DATA SECTION:
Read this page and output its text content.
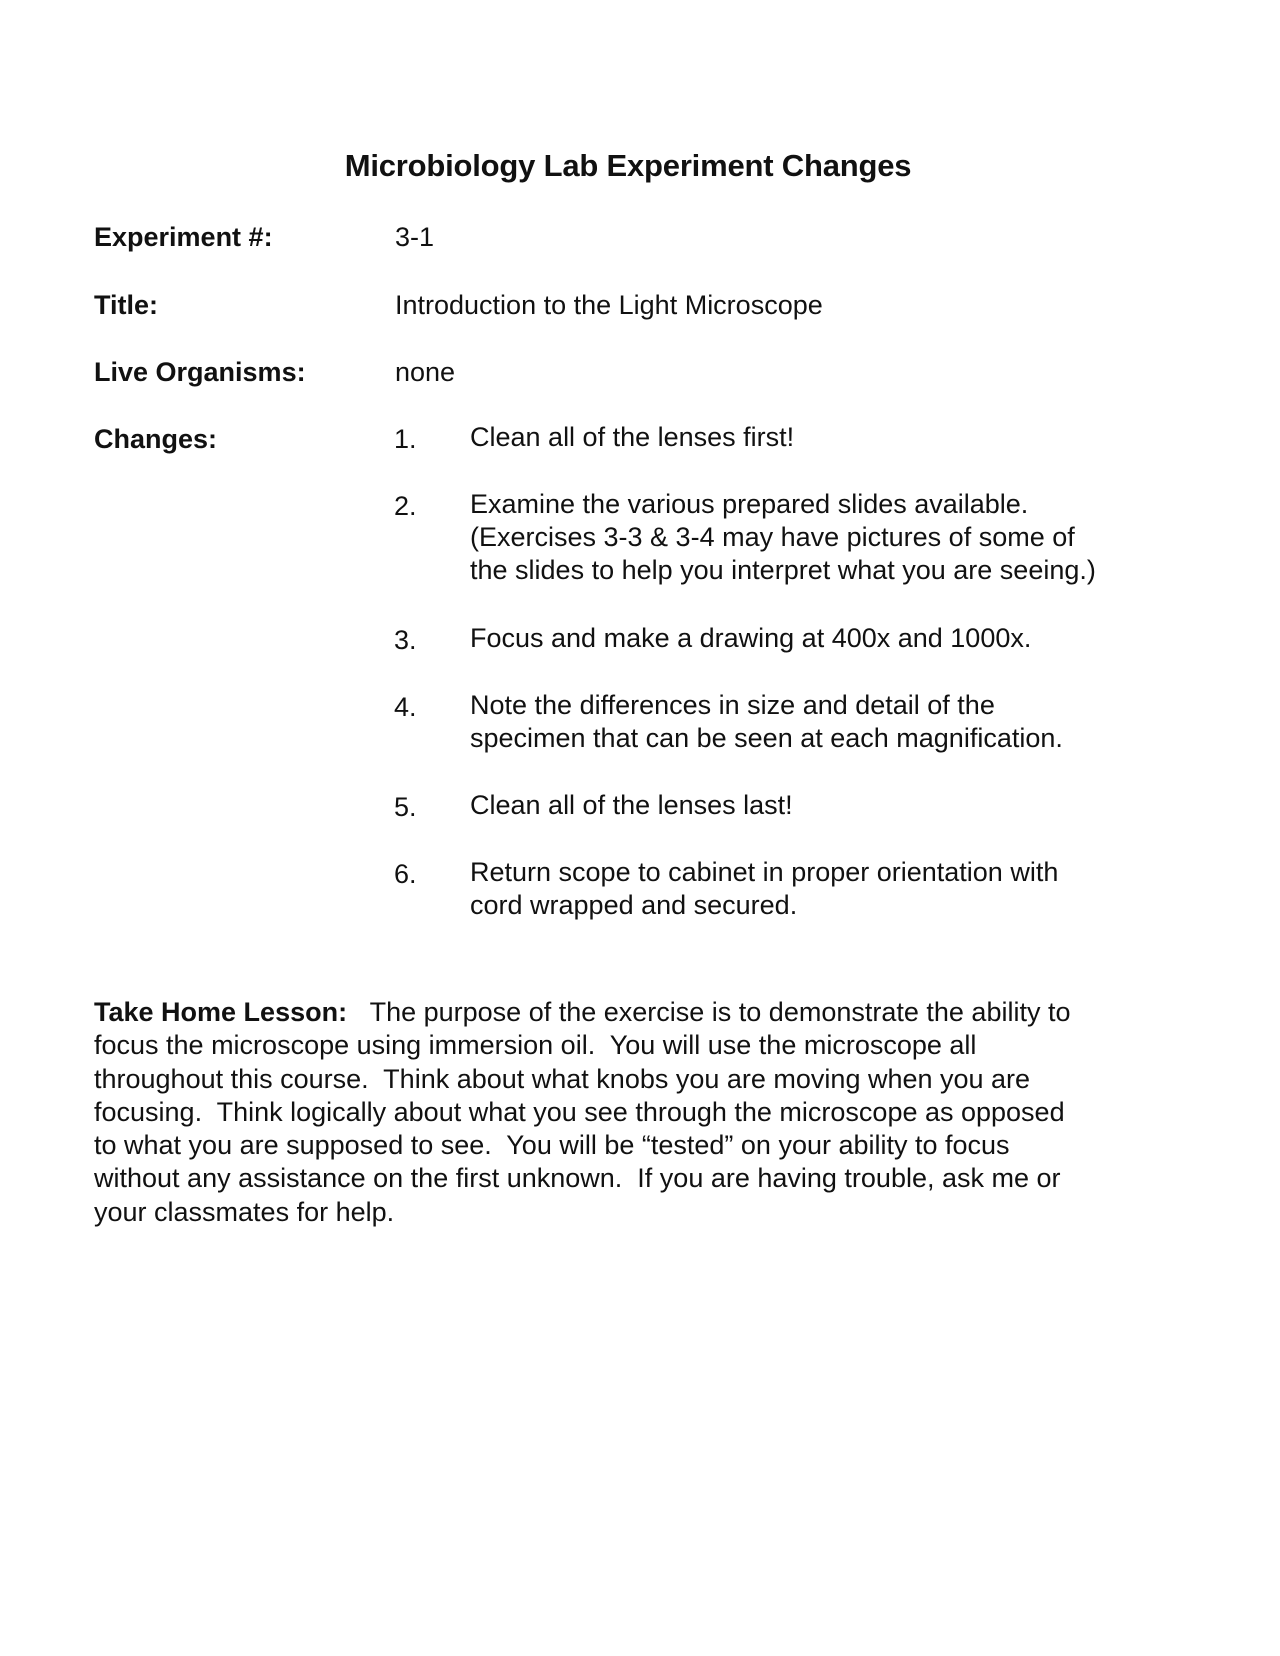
Microbiology Lab Experiment Changes
Experiment #:	3-1
Title:	Introduction to the Light Microscope
Live Organisms:	none
Changes:	1. Clean all of the lenses first!
2. Examine the various prepared slides available.
(Exercises 3-3 & 3-4 may have pictures of some of
the slides to help you interpret what you are seeing.)
3. Focus and make a drawing at 400x and 1000x.
4. Note the differences in size and detail of the
specimen that can be seen at each magnification.
5. Clean all of the lenses last!
6. Return scope to cabinet in proper orientation with
cord wrapped and secured.
Take Home Lesson: The purpose of the exercise is to demonstrate the ability to
focus the microscope using immersion oil.  You will use the microscope all
throughout this course.  Think about what knobs you are moving when you are
focusing.  Think logically about what you see through the microscope as opposed
to what you are supposed to see.  You will be “tested” on your ability to focus
without any assistance on the first unknown.  If you are having trouble, ask me or
your classmates for help.
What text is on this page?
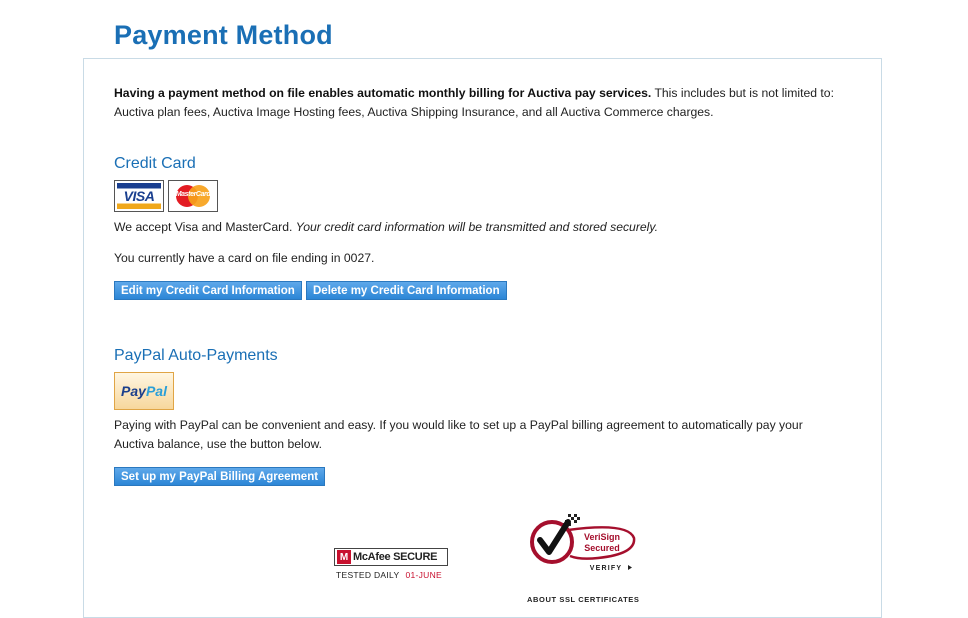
Payment Method

Having a payment method on file enables automatic monthly billing for Auctiva pay services. This includes but is not limited to: Auctiva plan fees, Auctiva Image Hosting fees, Auctiva Shipping Insurance, and all Auctiva Commerce charges.

Credit Card
VISA	MasterCard

We accept Visa and MasterCard. Your credit card information will be transmitted and stored securely.

You currently have a card on file ending in 0027.

Edit my Credit Card Information	Delete my Credit Card Information
PayPal Auto-Payments
PayPal

Paying with PayPal can be convenient and easy. If you would like to set up a PayPal billing agreement to automatically pay your Auctiva balance, use the button below.

Set up my PayPal Billing Agreement
M McAfee SECURE
TESTED DAILY 01-JUNE
VeriSign
Secured
VERIFY
ABOUT SSL CERTIFICATES
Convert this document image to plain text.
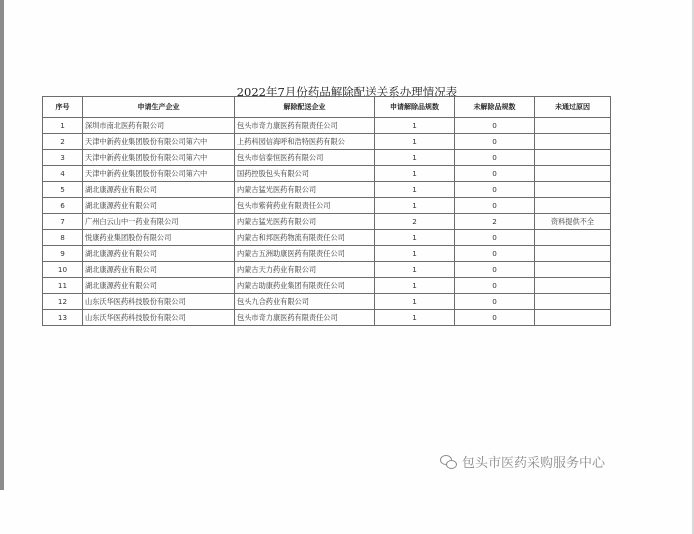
2022年7月份药品解除配送关系办理情况表
序号	申请生产企业	解除配送企业	申请解除品规数	未解除品规数	未通过原因
1	深圳市南北医药有限公司	包头市奇力康医药有限责任公司	1	0	
2	天津中新药业集团股份有限公司第六中	上药科园信海呼和浩特医药有限公	1	0	
3	天津中新药业集团股份有限公司第六中	包头市信泰恒医药有限公司	1	0	
4	天津中新药业集团股份有限公司第六中	国药控股包头有限公司	1	0	
5	湖北康源药业有限公司	内蒙古猛光医药有限公司	1	0	
6	湖北康源药业有限公司	包头市紫荷药业有限责任公司	1	0	
7	广州白云山中一药业有限公司	内蒙古猛光医药有限公司	2	2	资料提供不全
8	悦康药业集团股份有限公司	内蒙古和邦医药物流有限责任公司	1	0	
9	湖北康源药业有限公司	内蒙古五洲助康医药有限责任公司	1	0	
10	湖北康源药业有限公司	内蒙古天力药业有限公司	1	0	
11	湖北康源药业有限公司	内蒙古助康药业集团有限责任公司	1	0	
12	山东沃华医药科技股份有限公司	包头九合药业有限公司	1	0	
13	山东沃华医药科技股份有限公司	包头市奇力康医药有限责任公司	1	0	
包头市医药采购服务中心
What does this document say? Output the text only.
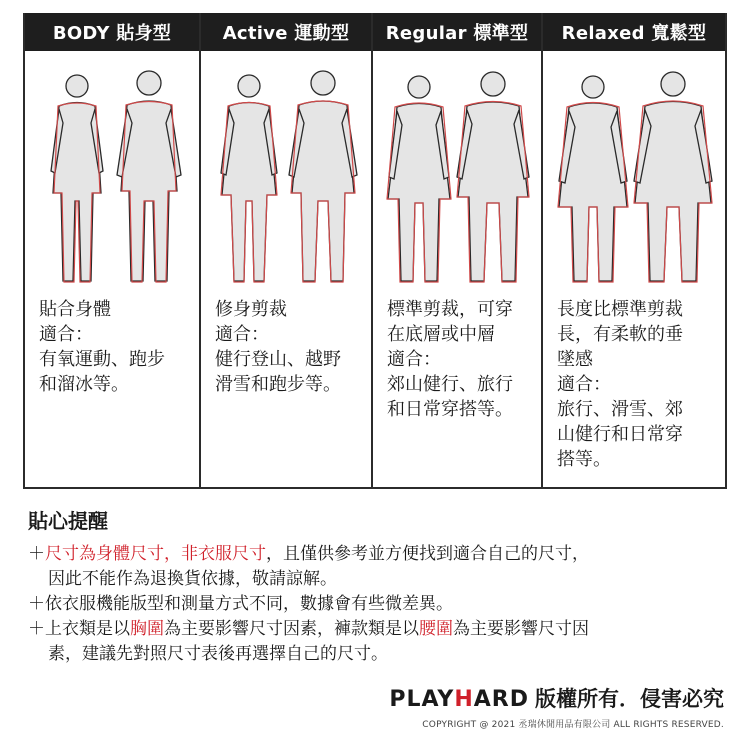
BODY 貼身型
貼合身體
適合：
有氧運動、跑步
和溜冰等。
Active 運動型
修身剪裁
適合：
健行登山、越野
滑雪和跑步等。
Regular 標準型
標準剪裁，可穿
在底層或中層
適合：
郊山健行、旅行
和日常穿搭等。
Relaxed 寬鬆型
長度比標準剪裁
長，有柔軟的垂
墜感
適合：
旅行、滑雪、郊
山健行和日常穿
搭等。
貼心提醒
＋尺寸為身體尺寸，非衣服尺寸，且僅供參考並方便找到適合自己的尺寸，
因此不能作為退換貨依據，敬請諒解。
＋依衣服機能版型和測量方式不同，數據會有些微差異。
＋上衣類是以胸圍為主要影響尺寸因素，褲款類是以腰圍為主要影響尺寸因
素，建議先對照尺寸表後再選擇自己的尺寸。
PLAYHARD 版權所有．侵害必究
COPYRIGHT @ 2021 丞瑞休閒用品有限公司 ALL RIGHTS RESERVED.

THE REQUEST:
Show the lines of the records that include the string "will".

FINAL RESULT:
focus the microscope using immersion oil.  You will use the microscope all
to what you are supposed to see.  You will be “tested” on your ability to focus
We accept Visa and MasterCard. Your credit card information will be transmitted and stored securely.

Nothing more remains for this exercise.